• Task statement:
Repeat verbatim every line of the material, beginning at the line that holds "What text is on this page?" and ending at its last line.

-- Start Information supplied --

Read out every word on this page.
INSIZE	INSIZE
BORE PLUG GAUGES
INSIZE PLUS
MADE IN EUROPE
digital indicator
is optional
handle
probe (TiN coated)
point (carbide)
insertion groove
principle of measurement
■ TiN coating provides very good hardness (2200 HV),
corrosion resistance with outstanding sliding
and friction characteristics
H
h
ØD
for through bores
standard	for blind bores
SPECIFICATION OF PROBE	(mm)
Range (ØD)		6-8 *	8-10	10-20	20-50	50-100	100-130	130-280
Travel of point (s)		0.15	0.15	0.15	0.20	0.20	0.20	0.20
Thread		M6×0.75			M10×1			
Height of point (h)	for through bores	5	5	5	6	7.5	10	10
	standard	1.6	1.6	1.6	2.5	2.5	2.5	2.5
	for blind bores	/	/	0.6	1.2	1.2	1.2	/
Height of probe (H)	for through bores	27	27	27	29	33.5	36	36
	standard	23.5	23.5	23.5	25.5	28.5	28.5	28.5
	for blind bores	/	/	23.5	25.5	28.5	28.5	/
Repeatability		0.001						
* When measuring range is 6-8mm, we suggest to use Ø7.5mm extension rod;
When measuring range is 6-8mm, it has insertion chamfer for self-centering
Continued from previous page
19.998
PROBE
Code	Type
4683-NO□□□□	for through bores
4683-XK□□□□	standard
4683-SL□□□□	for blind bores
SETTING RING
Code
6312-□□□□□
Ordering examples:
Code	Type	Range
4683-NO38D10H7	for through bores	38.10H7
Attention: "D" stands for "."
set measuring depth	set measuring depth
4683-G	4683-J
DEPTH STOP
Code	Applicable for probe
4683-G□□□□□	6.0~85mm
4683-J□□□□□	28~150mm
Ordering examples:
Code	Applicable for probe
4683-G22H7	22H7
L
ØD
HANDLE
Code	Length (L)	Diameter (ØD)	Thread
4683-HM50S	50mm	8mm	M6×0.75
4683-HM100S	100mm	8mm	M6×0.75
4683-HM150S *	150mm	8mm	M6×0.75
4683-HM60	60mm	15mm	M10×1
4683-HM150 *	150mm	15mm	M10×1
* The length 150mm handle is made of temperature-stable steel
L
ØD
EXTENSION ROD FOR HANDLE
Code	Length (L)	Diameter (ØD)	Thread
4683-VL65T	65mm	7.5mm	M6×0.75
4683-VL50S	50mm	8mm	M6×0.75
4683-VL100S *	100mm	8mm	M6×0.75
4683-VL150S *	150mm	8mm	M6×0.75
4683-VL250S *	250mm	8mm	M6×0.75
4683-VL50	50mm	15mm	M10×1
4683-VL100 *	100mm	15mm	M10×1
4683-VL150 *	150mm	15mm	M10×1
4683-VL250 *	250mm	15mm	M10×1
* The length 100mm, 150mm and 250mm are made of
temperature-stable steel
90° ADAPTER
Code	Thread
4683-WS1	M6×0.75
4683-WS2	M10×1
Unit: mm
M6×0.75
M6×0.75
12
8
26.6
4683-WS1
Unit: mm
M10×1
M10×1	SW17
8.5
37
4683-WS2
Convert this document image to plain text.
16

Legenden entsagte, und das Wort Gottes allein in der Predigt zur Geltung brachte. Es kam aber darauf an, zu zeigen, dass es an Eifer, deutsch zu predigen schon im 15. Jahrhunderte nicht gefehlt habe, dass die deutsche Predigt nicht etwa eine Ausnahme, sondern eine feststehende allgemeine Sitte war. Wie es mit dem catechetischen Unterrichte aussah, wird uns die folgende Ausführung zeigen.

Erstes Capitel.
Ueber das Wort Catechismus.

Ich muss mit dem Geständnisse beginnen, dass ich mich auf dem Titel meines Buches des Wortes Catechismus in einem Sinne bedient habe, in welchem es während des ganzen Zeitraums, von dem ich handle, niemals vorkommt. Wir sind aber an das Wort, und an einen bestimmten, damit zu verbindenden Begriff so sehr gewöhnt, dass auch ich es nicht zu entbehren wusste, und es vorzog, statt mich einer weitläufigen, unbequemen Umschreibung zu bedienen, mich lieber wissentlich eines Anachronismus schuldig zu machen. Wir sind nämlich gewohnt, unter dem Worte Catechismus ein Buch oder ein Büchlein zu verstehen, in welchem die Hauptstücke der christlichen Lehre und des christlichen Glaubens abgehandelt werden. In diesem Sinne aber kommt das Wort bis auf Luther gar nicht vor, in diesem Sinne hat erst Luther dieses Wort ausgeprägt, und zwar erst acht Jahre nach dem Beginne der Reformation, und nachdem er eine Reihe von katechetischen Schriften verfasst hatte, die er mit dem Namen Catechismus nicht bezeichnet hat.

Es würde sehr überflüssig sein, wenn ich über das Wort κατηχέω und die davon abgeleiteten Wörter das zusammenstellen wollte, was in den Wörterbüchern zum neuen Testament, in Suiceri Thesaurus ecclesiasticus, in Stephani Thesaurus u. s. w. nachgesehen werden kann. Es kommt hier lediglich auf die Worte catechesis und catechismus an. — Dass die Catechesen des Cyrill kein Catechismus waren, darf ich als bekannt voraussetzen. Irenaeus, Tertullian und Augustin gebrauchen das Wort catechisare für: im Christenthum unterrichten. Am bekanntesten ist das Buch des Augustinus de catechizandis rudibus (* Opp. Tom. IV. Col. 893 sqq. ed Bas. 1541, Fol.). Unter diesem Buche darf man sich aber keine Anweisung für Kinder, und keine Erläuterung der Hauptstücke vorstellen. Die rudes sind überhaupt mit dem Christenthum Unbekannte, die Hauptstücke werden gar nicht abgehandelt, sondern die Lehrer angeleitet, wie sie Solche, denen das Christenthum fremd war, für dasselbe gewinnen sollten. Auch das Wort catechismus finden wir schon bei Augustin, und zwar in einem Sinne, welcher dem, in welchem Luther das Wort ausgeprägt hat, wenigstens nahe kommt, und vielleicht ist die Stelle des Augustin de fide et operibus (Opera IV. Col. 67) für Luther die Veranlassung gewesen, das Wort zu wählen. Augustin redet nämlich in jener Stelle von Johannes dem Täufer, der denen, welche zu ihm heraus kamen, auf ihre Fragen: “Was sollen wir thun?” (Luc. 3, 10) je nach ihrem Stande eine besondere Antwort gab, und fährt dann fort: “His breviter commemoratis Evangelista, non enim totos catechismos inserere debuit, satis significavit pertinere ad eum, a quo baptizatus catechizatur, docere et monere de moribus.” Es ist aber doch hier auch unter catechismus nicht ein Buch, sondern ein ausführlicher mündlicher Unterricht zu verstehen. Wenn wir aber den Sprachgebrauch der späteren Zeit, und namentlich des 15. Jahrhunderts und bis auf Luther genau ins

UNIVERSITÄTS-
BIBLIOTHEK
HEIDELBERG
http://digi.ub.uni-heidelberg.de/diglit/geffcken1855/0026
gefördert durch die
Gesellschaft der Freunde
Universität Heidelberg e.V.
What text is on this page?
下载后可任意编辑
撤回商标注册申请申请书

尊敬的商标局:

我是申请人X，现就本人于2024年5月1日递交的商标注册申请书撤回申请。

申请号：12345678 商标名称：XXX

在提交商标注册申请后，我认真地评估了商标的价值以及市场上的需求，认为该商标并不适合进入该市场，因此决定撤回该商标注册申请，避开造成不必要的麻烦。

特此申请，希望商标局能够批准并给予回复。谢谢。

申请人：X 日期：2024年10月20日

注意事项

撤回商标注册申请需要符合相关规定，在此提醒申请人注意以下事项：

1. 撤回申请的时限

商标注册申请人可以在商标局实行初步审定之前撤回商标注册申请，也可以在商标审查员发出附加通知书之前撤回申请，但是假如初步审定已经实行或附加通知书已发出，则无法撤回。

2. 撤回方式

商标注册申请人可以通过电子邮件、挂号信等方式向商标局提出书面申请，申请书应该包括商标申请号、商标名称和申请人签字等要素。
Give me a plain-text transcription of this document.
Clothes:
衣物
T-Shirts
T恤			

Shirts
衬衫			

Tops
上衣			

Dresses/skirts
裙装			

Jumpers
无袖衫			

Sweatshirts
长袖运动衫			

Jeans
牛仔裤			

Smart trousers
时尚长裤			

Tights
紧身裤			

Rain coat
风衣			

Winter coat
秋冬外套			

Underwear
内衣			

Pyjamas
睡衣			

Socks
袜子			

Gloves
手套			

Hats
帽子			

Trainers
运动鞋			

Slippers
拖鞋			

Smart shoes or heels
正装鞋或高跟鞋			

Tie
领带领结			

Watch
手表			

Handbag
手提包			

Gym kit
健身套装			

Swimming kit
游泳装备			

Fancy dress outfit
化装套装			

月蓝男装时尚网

-- End Information supplied --

• Exercise output:
What text is on this page?
下载后可任意编辑
撤回商标注册申请申请书

尊敬的商标局:

我是申请人X，现就本人于2024年5月1日递交的商标注册申请书撤回申请。

申请号：12345678 商标名称：XXX

在提交商标注册申请后，我认真地评估了商标的价值以及市场上的需求，认为该商标并不适合进入该市场，因此决定撤回该商标注册申请，避开造成不必要的麻烦。

特此申请，希望商标局能够批准并给予回复。谢谢。

申请人：X 日期：2024年10月20日

注意事项

撤回商标注册申请需要符合相关规定，在此提醒申请人注意以下事项：

1. 撤回申请的时限

商标注册申请人可以在商标局实行初步审定之前撤回商标注册申请，也可以在商标审查员发出附加通知书之前撤回申请，但是假如初步审定已经实行或附加通知书已发出，则无法撤回。

2. 撤回方式

商标注册申请人可以通过电子邮件、挂号信等方式向商标局提出书面申请，申请书应该包括商标申请号、商标名称和申请人签字等要素。
Give me a plain-text transcription of this document.
Clothes:
衣物
T-Shirts
T恤			

Shirts
衬衫			

Tops
上衣			

Dresses/skirts
裙装			

Jumpers
无袖衫			

Sweatshirts
长袖运动衫			

Jeans
牛仔裤			

Smart trousers
时尚长裤			

Tights
紧身裤			

Rain coat
风衣			

Winter coat
秋冬外套			

Underwear
内衣			

Pyjamas
睡衣			

Socks
袜子			

Gloves
手套			

Hats
帽子			

Trainers
运动鞋			

Slippers
拖鞋			

Smart shoes or heels
正装鞋或高跟鞋			

Tie
领带领结			

Watch
手表			

Handbag
手提包			

Gym kit
健身套装			

Swimming kit
游泳装备			

Fancy dress outfit
化装套装			

月蓝男装时尚网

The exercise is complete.